* Stated task: Output the data from its first line down to and including the line containing "Bar <box>295 755 329 772</box>" as a JSON list of strings, one string per line, with blank lines omitted.

* Items:

-------

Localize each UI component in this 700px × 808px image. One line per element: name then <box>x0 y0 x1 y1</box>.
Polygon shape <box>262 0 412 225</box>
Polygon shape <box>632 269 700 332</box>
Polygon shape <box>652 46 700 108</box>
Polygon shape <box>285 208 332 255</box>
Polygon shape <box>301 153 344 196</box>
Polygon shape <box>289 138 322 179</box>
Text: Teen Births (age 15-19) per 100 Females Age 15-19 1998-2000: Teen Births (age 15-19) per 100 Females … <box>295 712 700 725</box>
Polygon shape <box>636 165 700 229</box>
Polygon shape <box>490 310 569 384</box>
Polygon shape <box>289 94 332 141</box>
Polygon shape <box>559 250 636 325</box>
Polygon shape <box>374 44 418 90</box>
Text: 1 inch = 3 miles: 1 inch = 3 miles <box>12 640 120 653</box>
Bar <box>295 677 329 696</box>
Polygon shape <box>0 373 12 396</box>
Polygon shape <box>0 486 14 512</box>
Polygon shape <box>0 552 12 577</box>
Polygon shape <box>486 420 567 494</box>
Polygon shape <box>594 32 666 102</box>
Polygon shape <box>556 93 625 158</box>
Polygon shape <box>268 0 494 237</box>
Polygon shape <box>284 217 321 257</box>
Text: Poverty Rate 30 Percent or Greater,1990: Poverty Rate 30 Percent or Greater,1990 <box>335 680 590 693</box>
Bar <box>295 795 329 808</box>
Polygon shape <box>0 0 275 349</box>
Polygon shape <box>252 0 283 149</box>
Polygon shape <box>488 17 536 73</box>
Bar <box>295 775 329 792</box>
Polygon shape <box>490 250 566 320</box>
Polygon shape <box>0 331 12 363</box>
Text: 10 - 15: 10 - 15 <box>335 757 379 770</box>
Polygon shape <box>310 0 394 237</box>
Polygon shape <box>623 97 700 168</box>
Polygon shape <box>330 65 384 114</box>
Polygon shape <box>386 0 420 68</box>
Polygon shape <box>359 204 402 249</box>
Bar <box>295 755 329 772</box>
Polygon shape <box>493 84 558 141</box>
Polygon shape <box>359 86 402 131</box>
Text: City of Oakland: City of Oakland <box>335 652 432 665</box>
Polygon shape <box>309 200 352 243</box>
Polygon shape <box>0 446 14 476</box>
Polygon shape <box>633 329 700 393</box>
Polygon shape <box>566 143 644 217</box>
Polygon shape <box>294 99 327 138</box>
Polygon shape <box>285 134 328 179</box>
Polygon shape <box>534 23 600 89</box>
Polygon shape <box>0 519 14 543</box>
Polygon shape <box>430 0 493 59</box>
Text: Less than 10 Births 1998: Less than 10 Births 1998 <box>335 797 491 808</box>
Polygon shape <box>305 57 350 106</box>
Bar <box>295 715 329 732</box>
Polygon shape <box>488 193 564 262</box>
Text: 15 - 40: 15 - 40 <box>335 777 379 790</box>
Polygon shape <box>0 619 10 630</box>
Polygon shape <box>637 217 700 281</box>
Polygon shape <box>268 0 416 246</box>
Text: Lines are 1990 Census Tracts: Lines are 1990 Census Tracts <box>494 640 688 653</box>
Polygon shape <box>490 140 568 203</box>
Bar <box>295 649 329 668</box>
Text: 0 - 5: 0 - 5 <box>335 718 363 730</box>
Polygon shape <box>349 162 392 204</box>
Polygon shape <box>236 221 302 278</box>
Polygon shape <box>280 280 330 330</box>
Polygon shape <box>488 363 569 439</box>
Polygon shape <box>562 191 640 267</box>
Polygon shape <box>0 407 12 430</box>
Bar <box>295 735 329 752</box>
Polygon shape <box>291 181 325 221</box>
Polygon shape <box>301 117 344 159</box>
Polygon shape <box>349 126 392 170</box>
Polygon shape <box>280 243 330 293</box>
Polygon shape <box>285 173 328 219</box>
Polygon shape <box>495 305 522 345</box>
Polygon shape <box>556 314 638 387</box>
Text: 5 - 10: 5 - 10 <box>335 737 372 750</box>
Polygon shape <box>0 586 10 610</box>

-------

* Result of the exercise:
[
  "Localize each UI component in this 700px × 808px image. One line per element: name then <box>x0 y0 x1 y1</box>.",
  "Polygon shape <box>262 0 412 225</box>",
  "Polygon shape <box>632 269 700 332</box>",
  "Polygon shape <box>652 46 700 108</box>",
  "Polygon shape <box>285 208 332 255</box>",
  "Polygon shape <box>301 153 344 196</box>",
  "Polygon shape <box>289 138 322 179</box>",
  "Text: Teen Births (age 15-19) per 100 Females Age 15-19 1998-2000: Teen Births (age 15-19) per 100 Females … <box>295 712 700 725</box>",
  "Polygon shape <box>636 165 700 229</box>",
  "Polygon shape <box>490 310 569 384</box>",
  "Polygon shape <box>289 94 332 141</box>",
  "Polygon shape <box>559 250 636 325</box>",
  "Polygon shape <box>374 44 418 90</box>",
  "Text: 1 inch = 3 miles: 1 inch = 3 miles <box>12 640 120 653</box>",
  "Bar <box>295 677 329 696</box>",
  "Polygon shape <box>0 373 12 396</box>",
  "Polygon shape <box>0 486 14 512</box>",
  "Polygon shape <box>0 552 12 577</box>",
  "Polygon shape <box>486 420 567 494</box>",
  "Polygon shape <box>594 32 666 102</box>",
  "Polygon shape <box>556 93 625 158</box>",
  "Polygon shape <box>268 0 494 237</box>",
  "Polygon shape <box>284 217 321 257</box>",
  "Text: Poverty Rate 30 Percent or Greater,1990: Poverty Rate 30 Percent or Greater,1990 <box>335 680 590 693</box>",
  "Bar <box>295 795 329 808</box>",
  "Polygon shape <box>0 0 275 349</box>",
  "Polygon shape <box>252 0 283 149</box>",
  "Polygon shape <box>488 17 536 73</box>",
  "Bar <box>295 775 329 792</box>",
  "Polygon shape <box>490 250 566 320</box>",
  "Polygon shape <box>0 331 12 363</box>",
  "Text: 10 - 15: 10 - 15 <box>335 757 379 770</box>",
  "Polygon shape <box>310 0 394 237</box>",
  "Polygon shape <box>623 97 700 168</box>",
  "Polygon shape <box>330 65 384 114</box>",
  "Polygon shape <box>386 0 420 68</box>",
  "Polygon shape <box>359 204 402 249</box>",
  "Bar <box>295 755 329 772</box>"
]